>> Start
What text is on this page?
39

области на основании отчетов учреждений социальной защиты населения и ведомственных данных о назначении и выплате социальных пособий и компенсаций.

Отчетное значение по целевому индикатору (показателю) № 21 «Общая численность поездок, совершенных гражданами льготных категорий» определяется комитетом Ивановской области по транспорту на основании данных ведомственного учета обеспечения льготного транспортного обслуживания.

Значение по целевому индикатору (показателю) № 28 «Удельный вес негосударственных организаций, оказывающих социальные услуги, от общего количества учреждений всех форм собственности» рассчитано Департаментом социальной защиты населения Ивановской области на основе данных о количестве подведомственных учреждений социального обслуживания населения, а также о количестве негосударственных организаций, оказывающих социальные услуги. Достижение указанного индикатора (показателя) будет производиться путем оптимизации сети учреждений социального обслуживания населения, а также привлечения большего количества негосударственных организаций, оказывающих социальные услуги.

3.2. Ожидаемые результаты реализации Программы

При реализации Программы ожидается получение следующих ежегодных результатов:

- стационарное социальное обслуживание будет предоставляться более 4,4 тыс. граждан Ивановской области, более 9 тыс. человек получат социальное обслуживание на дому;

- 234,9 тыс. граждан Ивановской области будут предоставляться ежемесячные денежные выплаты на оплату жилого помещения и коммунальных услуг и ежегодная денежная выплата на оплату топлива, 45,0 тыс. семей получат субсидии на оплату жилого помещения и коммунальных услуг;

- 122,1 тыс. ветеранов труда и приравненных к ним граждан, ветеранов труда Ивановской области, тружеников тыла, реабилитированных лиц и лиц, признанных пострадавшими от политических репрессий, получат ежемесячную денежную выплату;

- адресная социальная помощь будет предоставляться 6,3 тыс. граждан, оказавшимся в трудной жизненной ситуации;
>> End
>> Start
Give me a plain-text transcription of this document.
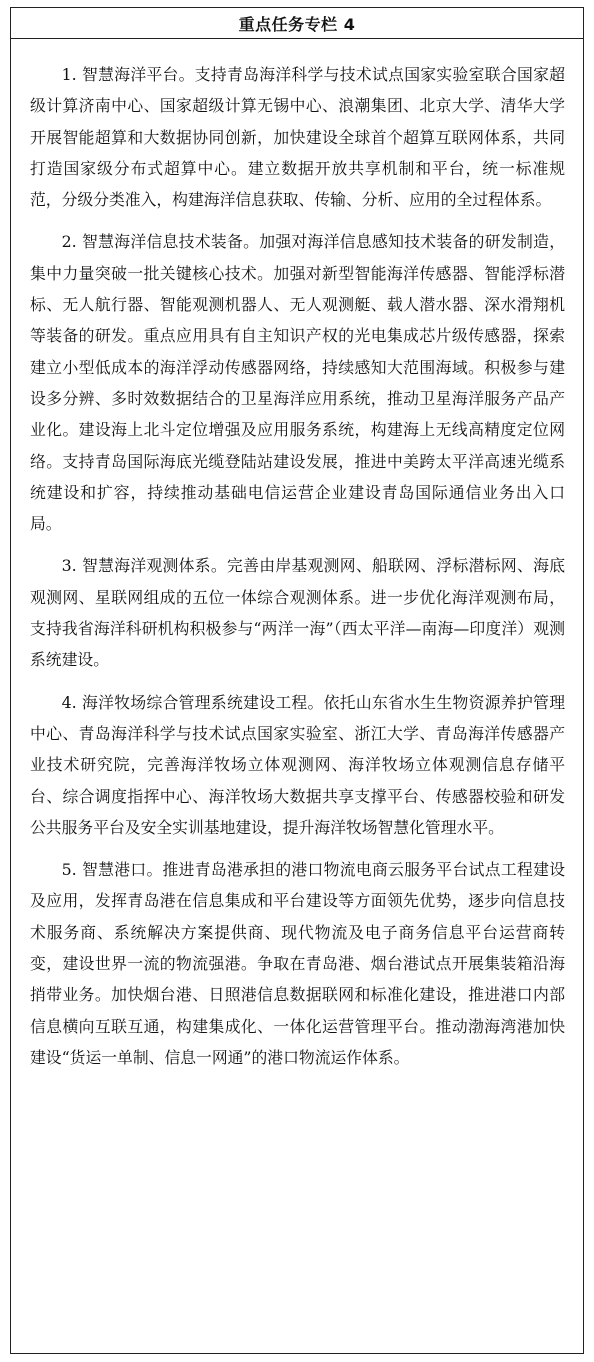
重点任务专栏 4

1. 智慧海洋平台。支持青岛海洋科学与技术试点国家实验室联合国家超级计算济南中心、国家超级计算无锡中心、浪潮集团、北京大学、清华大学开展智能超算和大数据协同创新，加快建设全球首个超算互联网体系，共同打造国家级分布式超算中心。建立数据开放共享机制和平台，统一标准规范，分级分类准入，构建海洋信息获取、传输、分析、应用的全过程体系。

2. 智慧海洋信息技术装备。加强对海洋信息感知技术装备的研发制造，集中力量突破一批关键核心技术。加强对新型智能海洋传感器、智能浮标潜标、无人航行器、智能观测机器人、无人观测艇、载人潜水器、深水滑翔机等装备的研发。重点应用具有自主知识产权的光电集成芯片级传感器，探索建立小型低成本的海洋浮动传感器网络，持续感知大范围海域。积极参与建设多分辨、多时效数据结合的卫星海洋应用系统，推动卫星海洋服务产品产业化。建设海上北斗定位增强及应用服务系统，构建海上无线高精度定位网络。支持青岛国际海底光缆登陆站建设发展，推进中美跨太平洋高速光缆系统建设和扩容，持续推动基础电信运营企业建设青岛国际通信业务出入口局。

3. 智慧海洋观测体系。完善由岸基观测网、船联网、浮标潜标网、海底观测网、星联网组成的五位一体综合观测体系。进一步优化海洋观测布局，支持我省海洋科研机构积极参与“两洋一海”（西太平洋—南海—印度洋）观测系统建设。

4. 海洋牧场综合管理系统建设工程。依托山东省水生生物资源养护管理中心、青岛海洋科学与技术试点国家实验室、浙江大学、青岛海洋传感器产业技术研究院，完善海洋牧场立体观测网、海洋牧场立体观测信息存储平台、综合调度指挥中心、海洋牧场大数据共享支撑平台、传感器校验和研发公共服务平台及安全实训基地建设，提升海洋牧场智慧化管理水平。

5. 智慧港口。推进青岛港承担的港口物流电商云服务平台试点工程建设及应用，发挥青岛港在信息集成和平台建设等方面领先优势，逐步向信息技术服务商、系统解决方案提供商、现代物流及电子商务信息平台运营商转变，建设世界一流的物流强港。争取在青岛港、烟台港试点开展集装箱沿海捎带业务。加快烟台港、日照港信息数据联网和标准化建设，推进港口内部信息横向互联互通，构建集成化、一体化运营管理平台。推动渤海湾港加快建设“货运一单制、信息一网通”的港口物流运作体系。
>> End
>> Start
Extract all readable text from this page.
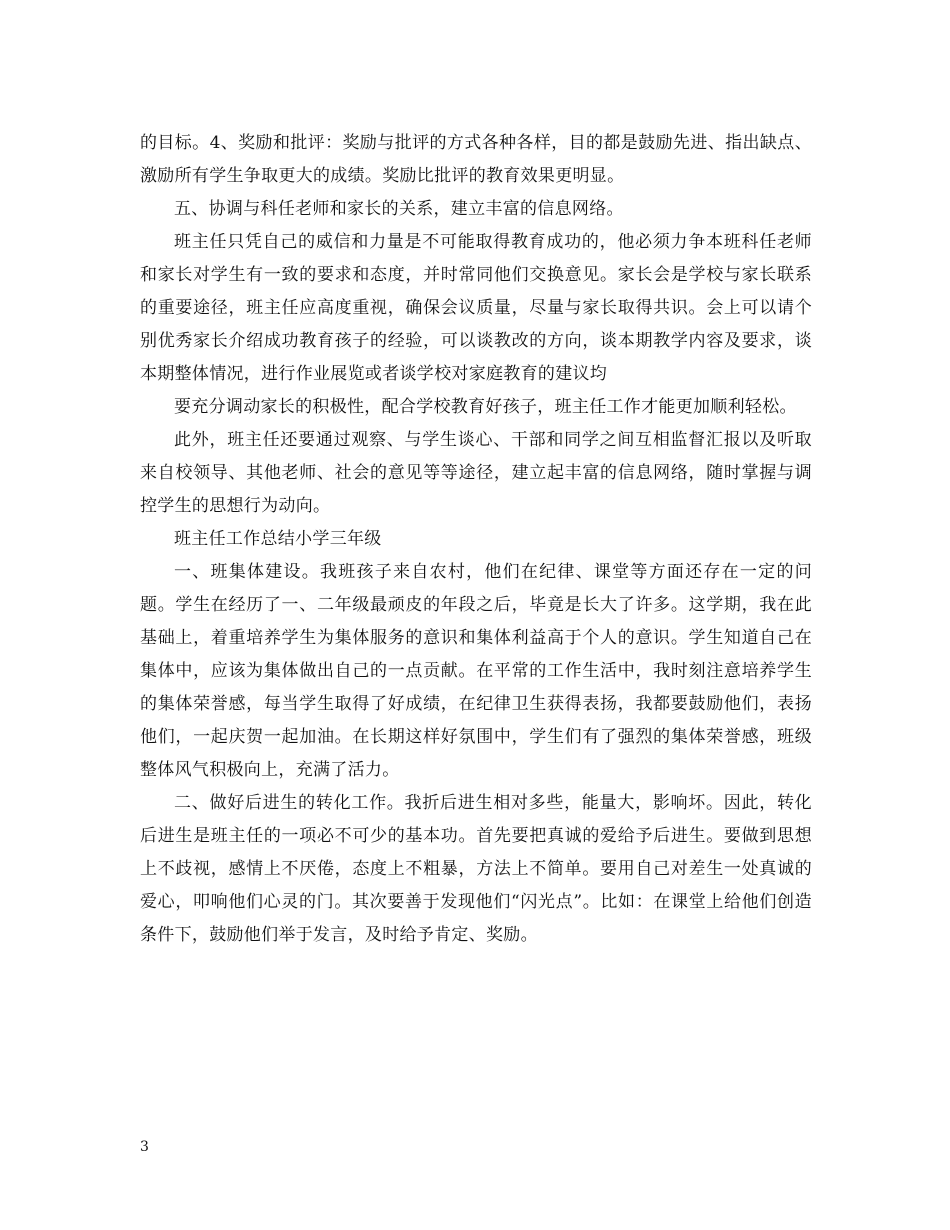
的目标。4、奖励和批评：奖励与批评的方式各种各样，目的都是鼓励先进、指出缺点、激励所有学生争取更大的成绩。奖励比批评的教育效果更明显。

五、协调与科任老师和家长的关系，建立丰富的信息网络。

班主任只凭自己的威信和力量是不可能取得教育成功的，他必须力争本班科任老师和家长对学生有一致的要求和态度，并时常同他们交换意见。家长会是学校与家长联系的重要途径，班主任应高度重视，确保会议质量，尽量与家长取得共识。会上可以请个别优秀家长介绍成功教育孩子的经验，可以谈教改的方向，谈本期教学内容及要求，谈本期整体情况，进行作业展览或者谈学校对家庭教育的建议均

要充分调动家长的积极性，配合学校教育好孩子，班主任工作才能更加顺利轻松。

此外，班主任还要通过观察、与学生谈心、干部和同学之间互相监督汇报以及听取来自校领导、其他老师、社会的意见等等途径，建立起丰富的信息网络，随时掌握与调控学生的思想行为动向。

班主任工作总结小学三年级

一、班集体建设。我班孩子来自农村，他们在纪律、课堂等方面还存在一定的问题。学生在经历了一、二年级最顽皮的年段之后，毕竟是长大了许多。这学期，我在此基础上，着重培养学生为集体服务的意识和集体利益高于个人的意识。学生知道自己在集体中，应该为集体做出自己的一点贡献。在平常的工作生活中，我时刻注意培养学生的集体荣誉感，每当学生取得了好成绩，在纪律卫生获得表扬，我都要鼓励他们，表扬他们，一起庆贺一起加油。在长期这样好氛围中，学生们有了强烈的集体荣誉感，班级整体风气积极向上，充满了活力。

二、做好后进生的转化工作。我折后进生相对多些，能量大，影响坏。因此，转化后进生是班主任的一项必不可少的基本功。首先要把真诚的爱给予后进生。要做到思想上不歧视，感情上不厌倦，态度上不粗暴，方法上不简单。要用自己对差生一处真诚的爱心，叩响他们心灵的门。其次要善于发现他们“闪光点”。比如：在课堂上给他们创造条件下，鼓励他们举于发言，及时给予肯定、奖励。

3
>> End
_EXERCISE OBJECTIVE:_ State how many lines of the records above contain the word "page", and give only that number.

_THE RESULT:_ 2